The listing that follows should be copied in full, exactly as written.
START WORKING DATA
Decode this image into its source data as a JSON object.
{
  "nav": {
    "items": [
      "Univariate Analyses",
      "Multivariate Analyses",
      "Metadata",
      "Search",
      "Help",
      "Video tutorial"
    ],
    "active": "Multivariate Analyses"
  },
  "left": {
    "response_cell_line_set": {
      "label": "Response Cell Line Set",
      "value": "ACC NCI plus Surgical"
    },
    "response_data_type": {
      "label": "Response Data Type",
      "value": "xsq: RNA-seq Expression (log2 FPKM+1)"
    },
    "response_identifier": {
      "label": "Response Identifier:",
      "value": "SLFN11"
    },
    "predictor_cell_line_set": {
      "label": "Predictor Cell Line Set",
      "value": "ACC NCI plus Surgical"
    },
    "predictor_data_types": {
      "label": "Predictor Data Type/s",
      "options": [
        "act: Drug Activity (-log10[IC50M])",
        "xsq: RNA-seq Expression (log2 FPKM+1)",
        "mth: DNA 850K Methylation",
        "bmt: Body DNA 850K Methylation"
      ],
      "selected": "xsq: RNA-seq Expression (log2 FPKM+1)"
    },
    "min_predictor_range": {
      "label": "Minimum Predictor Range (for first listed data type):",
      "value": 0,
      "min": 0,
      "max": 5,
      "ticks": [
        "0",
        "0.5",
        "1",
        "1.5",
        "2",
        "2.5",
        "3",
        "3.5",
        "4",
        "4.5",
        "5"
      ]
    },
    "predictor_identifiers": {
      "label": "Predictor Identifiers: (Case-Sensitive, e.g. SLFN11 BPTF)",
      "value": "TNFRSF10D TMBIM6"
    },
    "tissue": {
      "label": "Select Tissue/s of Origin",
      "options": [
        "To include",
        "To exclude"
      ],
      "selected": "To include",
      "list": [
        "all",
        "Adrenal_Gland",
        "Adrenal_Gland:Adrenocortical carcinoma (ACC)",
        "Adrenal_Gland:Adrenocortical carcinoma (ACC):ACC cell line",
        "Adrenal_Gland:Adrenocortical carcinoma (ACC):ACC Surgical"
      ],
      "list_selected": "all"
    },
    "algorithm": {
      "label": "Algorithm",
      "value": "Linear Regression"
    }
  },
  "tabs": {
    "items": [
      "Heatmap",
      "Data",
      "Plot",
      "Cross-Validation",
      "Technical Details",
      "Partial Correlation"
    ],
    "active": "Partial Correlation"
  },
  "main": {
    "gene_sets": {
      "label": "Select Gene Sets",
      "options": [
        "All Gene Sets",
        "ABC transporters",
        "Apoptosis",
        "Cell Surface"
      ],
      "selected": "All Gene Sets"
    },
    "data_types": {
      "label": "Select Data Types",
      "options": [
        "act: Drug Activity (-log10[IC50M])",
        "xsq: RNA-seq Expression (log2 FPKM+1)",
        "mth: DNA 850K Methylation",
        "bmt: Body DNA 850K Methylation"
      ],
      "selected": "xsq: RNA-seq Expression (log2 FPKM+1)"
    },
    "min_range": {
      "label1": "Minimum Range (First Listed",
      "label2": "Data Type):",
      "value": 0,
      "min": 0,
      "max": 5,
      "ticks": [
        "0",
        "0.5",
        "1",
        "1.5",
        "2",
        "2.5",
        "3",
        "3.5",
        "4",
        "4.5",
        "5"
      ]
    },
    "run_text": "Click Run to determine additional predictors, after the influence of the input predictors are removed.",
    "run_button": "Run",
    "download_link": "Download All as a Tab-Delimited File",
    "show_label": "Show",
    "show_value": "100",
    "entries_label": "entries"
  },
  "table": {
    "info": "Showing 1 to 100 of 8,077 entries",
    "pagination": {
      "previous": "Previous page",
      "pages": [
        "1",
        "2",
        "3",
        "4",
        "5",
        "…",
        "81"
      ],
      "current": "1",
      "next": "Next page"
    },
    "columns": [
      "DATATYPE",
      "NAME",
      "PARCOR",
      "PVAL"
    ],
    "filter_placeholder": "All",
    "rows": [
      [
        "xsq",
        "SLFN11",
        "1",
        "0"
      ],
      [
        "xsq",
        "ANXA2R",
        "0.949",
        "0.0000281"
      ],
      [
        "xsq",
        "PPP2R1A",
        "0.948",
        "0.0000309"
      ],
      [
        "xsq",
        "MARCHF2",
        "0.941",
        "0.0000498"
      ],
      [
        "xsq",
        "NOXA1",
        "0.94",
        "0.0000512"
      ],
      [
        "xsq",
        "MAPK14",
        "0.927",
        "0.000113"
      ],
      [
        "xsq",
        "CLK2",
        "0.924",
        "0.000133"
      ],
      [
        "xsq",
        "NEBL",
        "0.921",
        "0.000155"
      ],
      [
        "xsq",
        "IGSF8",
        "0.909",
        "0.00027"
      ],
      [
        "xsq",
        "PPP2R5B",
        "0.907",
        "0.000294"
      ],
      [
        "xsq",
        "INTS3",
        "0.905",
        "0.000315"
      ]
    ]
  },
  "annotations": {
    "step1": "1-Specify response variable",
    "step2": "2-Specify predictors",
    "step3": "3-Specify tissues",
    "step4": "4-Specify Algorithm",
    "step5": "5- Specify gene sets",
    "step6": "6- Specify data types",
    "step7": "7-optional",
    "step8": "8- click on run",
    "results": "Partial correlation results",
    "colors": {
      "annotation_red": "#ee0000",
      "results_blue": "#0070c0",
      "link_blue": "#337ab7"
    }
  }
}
END WORKING DATA
**RESPONSE:**
Decode this image into its source data as a JSON object.
{
  "nav": {
    "items": [
      "Univariate Analyses",
      "Multivariate Analyses",
      "Metadata",
      "Search",
      "Help",
      "Video tutorial"
    ],
    "active": "Multivariate Analyses"
  },
  "left": {
    "response_cell_line_set": {
      "label": "Response Cell Line Set",
      "value": "ACC NCI plus Surgical"
    },
    "response_data_type": {
      "label": "Response Data Type",
      "value": "xsq: RNA-seq Expression (log2 FPKM+1)"
    },
    "response_identifier": {
      "label": "Response Identifier:",
      "value": "SLFN11"
    },
    "predictor_cell_line_set": {
      "label": "Predictor Cell Line Set",
      "value": "ACC NCI plus Surgical"
    },
    "predictor_data_types": {
      "label": "Predictor Data Type/s",
      "options": [
        "act: Drug Activity (-log10[IC50M])",
        "xsq: RNA-seq Expression (log2 FPKM+1)",
        "mth: DNA 850K Methylation",
        "bmt: Body DNA 850K Methylation"
      ],
      "selected": "xsq: RNA-seq Expression (log2 FPKM+1)"
    },
    "min_predictor_range": {
      "label": "Minimum Predictor Range (for first listed data type):",
      "value": 0,
      "min": 0,
      "max": 5,
      "ticks": [
        "0",
        "0.5",
        "1",
        "1.5",
        "2",
        "2.5",
        "3",
        "3.5",
        "4",
        "4.5",
        "5"
      ]
    },
    "predictor_identifiers": {
      "label": "Predictor Identifiers: (Case-Sensitive, e.g. SLFN11 BPTF)",
      "value": "TNFRSF10D TMBIM6"
    },
    "tissue": {
      "label": "Select Tissue/s of Origin",
      "options": [
        "To include",
        "To exclude"
      ],
      "selected": "To include",
      "list": [
        "all",
        "Adrenal_Gland",
        "Adrenal_Gland:Adrenocortical carcinoma (ACC)",
        "Adrenal_Gland:Adrenocortical carcinoma (ACC):ACC cell line",
        "Adrenal_Gland:Adrenocortical carcinoma (ACC):ACC Surgical"
      ],
      "list_selected": "all"
    },
    "algorithm": {
      "label": "Algorithm",
      "value": "Linear Regression"
    }
  },
  "tabs": {
    "items": [
      "Heatmap",
      "Data",
      "Plot",
      "Cross-Validation",
      "Technical Details",
      "Partial Correlation"
    ],
    "active": "Partial Correlation"
  },
  "main": {
    "gene_sets": {
      "label": "Select Gene Sets",
      "options": [
        "All Gene Sets",
        "ABC transporters",
        "Apoptosis",
        "Cell Surface"
      ],
      "selected": "All Gene Sets"
    },
    "data_types": {
      "label": "Select Data Types",
      "options": [
        "act: Drug Activity (-log10[IC50M])",
        "xsq: RNA-seq Expression (log2 FPKM+1)",
        "mth: DNA 850K Methylation",
        "bmt: Body DNA 850K Methylation"
      ],
      "selected": "xsq: RNA-seq Expression (log2 FPKM+1)"
    },
    "min_range": {
      "label1": "Minimum Range (First Listed",
      "label2": "Data Type):",
      "value": 0,
      "min": 0,
      "max": 5,
      "ticks": [
        "0",
        "0.5",
        "1",
        "1.5",
        "2",
        "2.5",
        "3",
        "3.5",
        "4",
        "4.5",
        "5"
      ]
    },
    "run_text": "Click Run to determine additional predictors, after the influence of the input predictors are removed.",
    "run_button": "Run",
    "download_link": "Download All as a Tab-Delimited File",
    "show_label": "Show",
    "show_value": "100",
    "entries_label": "entries"
  },
  "table": {
    "info": "Showing 1 to 100 of 8,077 entries",
    "pagination": {
      "previous": "Previous page",
      "pages": [
        "1",
        "2",
        "3",
        "4",
        "5",
        "…",
        "81"
      ],
      "current": "1",
      "next": "Next page"
    },
    "columns": [
      "DATATYPE",
      "NAME",
      "PARCOR",
      "PVAL"
    ],
    "filter_placeholder": "All",
    "rows": [
      [
        "xsq",
        "SLFN11",
        "1",
        "0"
      ],
      [
        "xsq",
        "ANXA2R",
        "0.949",
        "0.0000281"
      ],
      [
        "xsq",
        "PPP2R1A",
        "0.948",
        "0.0000309"
      ],
      [
        "xsq",
        "MARCHF2",
        "0.941",
        "0.0000498"
      ],
      [
        "xsq",
        "NOXA1",
        "0.94",
        "0.0000512"
      ],
      [
        "xsq",
        "MAPK14",
        "0.927",
        "0.000113"
      ],
      [
        "xsq",
        "CLK2",
        "0.924",
        "0.000133"
      ],
      [
        "xsq",
        "NEBL",
        "0.921",
        "0.000155"
      ],
      [
        "xsq",
        "IGSF8",
        "0.909",
        "0.00027"
      ],
      [
        "xsq",
        "PPP2R5B",
        "0.907",
        "0.000294"
      ],
      [
        "xsq",
        "INTS3",
        "0.905",
        "0.000315"
      ]
    ]
  },
  "annotations": {
    "step1": "1-Specify response variable",
    "step2": "2-Specify predictors",
    "step3": "3-Specify tissues",
    "step4": "4-Specify Algorithm",
    "step5": "5- Specify gene sets",
    "step6": "6- Specify data types",
    "step7": "7-optional",
    "step8": "8- click on run",
    "results": "Partial correlation results",
    "colors": {
      "annotation_red": "#ee0000",
      "results_blue": "#0070c0",
      "link_blue": "#337ab7"
    }
  }
}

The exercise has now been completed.